### Short task
Which lines contain the string "нешлифованных"? Please list every one of them.

### Available records
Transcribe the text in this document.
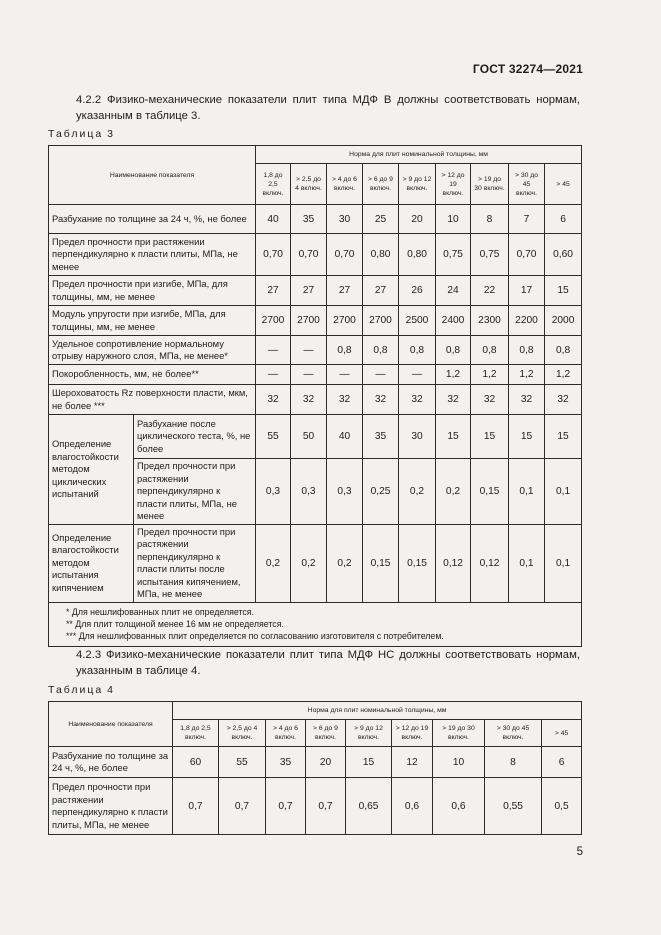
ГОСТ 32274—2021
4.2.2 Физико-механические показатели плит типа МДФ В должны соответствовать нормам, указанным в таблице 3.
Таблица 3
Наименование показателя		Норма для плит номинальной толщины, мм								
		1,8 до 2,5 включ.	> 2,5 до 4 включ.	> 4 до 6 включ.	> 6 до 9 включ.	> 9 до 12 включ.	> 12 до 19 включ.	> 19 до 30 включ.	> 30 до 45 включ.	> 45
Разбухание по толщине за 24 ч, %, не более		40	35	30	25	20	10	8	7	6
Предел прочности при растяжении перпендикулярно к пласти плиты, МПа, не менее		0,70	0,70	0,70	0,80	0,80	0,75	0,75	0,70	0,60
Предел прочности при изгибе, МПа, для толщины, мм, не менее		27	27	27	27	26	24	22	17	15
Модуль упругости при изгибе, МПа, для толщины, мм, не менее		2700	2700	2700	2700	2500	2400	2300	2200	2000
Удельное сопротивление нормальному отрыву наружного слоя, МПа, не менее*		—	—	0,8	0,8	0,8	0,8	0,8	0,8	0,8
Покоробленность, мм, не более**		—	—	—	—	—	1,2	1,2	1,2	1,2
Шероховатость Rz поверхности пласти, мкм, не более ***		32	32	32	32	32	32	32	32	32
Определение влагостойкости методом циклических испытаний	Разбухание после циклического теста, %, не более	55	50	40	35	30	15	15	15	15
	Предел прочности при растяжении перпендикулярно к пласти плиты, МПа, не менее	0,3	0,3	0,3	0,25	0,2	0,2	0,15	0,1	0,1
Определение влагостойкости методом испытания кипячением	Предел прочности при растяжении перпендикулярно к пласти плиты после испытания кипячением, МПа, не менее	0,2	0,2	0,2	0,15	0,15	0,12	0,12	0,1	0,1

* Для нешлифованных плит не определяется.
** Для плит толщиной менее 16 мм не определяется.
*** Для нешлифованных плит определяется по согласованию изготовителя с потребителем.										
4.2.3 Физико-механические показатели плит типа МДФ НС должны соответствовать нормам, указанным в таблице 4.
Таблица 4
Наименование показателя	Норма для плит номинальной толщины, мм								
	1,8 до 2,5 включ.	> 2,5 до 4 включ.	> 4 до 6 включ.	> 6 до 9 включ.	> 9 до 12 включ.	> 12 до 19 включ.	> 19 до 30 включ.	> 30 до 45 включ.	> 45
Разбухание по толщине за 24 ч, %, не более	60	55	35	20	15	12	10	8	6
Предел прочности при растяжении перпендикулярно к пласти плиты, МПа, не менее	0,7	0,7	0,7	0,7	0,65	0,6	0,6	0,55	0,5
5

### The result
* Для нешлифованных плит не определяется.
*** Для нешлифованных плит определяется по согласованию изготовителя с потребителем.										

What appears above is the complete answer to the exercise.